# [Exercise goal]
Pull out each line of the data that includes the word "Female".

# [Input material]
##############################

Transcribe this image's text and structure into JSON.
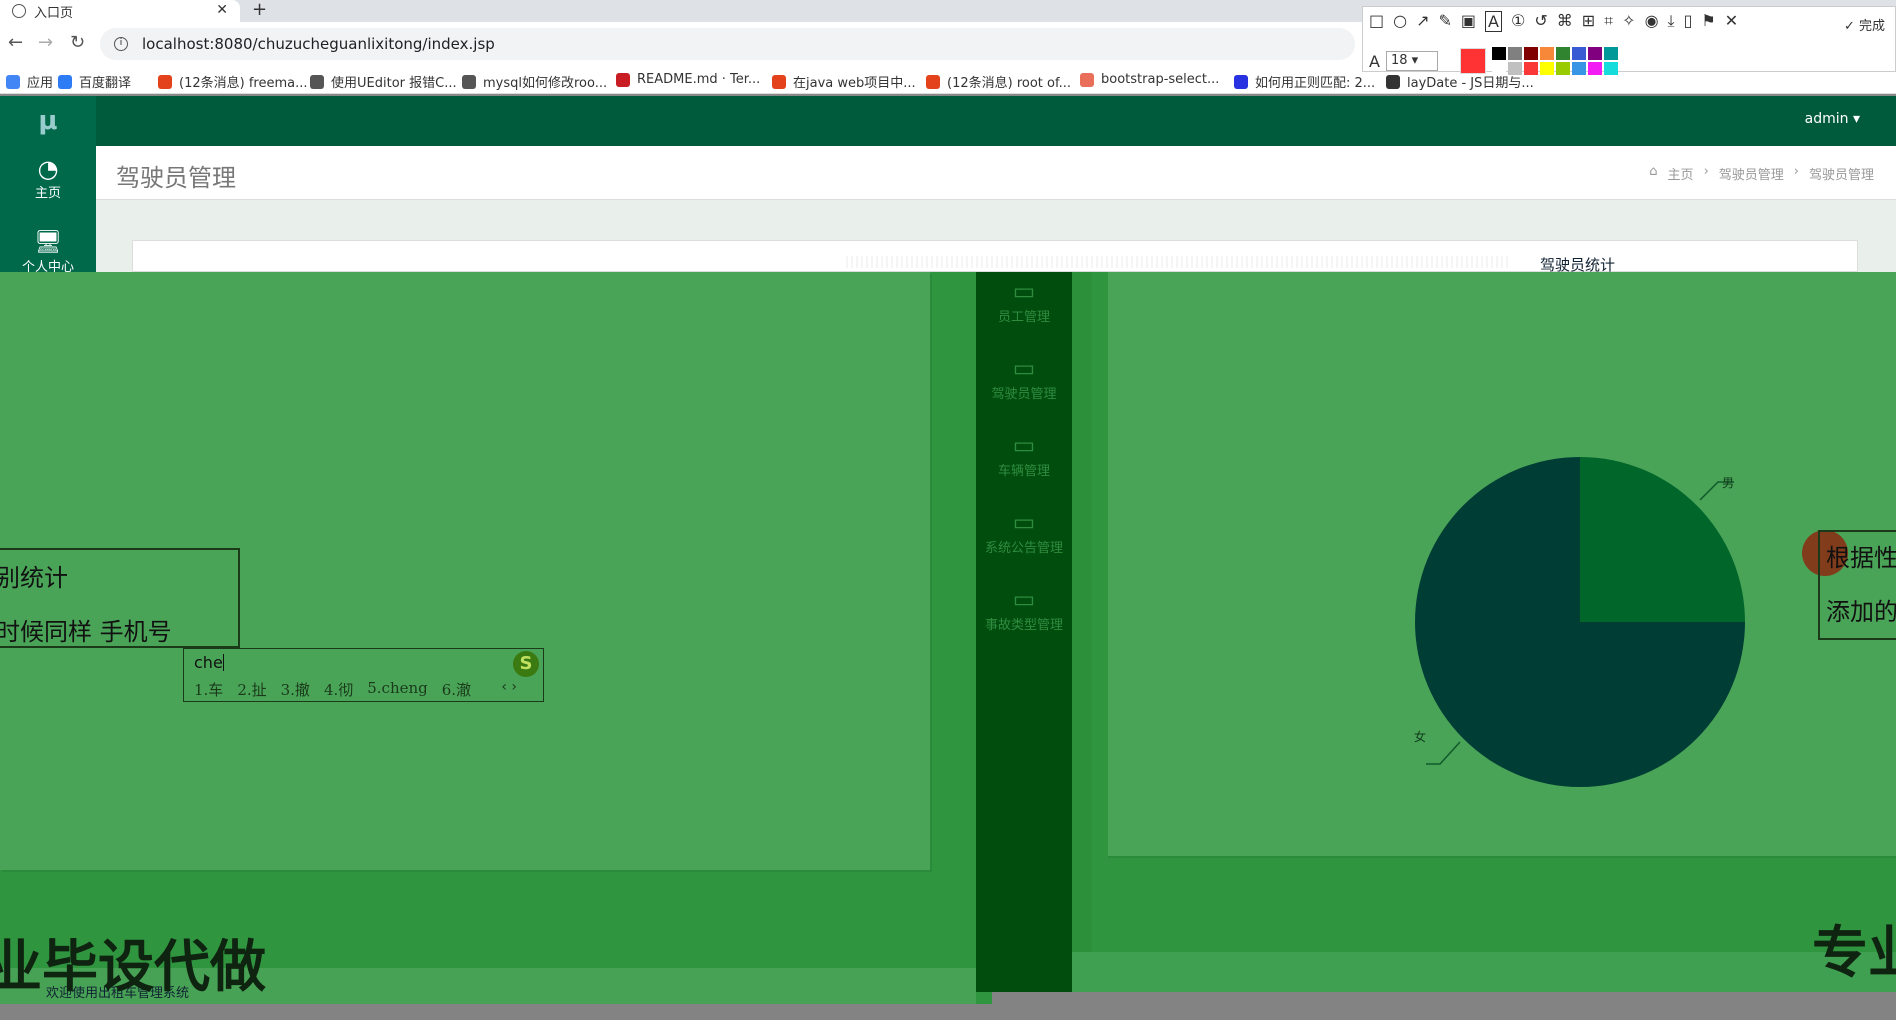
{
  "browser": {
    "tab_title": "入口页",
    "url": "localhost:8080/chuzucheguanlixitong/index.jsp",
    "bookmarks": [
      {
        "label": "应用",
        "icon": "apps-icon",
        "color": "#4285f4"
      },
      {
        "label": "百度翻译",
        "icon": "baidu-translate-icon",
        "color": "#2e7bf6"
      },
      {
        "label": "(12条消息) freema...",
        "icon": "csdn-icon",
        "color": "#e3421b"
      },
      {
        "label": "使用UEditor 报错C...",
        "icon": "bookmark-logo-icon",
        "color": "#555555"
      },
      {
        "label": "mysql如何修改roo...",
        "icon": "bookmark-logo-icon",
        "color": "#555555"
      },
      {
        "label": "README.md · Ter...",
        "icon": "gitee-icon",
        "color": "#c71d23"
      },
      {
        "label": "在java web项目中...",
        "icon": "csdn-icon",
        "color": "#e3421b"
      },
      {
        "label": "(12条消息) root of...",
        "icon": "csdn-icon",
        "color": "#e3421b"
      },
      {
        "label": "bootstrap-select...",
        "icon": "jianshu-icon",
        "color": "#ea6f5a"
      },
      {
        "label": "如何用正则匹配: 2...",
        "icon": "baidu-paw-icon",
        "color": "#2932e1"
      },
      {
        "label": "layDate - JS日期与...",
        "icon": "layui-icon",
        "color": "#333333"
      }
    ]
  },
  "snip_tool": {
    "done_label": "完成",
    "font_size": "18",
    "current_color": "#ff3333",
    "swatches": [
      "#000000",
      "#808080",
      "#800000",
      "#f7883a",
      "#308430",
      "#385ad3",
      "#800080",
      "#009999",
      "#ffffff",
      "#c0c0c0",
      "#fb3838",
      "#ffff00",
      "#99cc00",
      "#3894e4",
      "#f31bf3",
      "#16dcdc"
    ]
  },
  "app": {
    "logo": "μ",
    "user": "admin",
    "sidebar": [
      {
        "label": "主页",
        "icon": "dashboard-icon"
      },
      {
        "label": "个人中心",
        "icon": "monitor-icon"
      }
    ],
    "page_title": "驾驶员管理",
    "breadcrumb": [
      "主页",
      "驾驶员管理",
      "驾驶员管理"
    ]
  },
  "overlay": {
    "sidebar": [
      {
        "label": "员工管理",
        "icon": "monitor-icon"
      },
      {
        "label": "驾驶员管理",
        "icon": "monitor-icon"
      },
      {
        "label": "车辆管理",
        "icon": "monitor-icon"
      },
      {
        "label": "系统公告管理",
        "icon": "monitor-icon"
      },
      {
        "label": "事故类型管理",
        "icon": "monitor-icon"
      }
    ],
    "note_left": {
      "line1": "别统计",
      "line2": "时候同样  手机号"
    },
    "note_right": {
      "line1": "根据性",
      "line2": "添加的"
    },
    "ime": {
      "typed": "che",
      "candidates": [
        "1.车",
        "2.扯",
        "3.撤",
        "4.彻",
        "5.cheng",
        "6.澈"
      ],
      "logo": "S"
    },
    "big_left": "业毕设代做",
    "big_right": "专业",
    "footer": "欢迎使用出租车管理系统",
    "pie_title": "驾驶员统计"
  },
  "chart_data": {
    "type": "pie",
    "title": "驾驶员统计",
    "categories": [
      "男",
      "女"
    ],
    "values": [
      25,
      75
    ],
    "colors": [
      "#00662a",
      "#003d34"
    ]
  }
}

##############################

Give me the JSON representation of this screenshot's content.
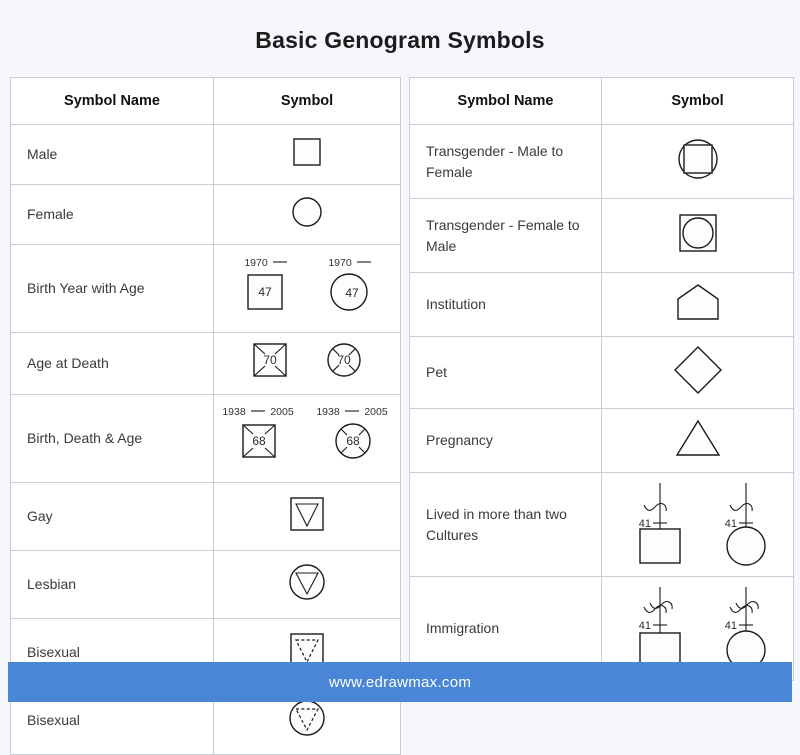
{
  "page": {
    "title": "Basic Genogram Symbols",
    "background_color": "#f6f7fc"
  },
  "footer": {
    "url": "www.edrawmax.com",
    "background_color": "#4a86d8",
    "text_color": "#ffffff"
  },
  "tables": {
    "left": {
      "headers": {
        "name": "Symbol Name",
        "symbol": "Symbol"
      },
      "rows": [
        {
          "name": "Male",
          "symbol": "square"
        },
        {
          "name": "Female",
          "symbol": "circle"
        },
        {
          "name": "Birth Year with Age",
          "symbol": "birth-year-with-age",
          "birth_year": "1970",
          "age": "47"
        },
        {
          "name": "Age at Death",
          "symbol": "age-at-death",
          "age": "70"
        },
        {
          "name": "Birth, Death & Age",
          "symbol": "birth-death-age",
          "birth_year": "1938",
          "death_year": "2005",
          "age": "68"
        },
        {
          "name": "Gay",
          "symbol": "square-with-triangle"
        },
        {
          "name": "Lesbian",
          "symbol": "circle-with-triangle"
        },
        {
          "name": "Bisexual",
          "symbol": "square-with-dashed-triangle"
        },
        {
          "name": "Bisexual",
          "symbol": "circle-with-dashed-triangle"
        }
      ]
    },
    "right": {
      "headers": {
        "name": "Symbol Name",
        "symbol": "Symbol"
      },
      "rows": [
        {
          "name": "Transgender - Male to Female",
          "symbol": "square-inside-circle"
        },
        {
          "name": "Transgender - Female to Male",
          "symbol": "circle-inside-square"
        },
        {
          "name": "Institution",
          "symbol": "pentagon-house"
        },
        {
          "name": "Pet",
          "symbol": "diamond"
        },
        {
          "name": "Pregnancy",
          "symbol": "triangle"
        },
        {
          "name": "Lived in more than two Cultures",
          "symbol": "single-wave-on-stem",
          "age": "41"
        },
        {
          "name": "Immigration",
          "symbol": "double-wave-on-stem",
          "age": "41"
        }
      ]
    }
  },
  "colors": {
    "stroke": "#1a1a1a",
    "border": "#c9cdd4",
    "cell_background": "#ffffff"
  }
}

##############################

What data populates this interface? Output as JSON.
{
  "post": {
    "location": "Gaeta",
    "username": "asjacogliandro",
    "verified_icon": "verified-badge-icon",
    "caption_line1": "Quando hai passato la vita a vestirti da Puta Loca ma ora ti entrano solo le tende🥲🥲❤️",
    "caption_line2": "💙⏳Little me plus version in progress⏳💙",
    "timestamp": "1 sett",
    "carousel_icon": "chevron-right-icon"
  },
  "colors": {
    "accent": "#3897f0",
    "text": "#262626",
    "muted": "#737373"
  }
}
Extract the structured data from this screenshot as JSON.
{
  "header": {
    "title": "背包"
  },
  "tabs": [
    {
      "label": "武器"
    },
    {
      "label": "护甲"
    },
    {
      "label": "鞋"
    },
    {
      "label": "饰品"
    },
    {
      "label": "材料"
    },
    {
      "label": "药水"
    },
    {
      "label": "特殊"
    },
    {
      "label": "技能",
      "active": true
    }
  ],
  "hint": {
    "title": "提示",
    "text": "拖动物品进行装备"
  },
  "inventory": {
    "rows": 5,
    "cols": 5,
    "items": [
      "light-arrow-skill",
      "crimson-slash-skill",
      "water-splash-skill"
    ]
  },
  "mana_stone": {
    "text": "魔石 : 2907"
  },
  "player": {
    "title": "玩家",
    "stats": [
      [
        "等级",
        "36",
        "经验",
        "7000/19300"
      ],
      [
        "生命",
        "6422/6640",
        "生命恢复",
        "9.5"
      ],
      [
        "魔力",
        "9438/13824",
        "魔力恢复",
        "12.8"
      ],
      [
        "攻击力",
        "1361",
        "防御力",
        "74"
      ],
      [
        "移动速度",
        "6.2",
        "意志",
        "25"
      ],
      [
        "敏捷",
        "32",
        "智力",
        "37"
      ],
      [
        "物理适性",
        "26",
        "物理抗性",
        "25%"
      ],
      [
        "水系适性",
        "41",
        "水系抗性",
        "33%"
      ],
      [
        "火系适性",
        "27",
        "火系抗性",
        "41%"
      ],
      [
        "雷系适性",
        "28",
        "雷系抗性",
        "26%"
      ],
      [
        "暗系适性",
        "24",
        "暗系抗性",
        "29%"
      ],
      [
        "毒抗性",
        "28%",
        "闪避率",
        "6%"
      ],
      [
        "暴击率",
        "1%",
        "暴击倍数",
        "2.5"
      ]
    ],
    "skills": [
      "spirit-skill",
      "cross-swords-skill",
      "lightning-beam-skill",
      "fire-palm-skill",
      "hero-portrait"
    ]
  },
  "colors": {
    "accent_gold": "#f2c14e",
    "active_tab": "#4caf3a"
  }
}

##############################

# [Output]
          "name": "Female",
          "name": "Transgender - Male to Female",
          "name": "Transgender - Female to Male",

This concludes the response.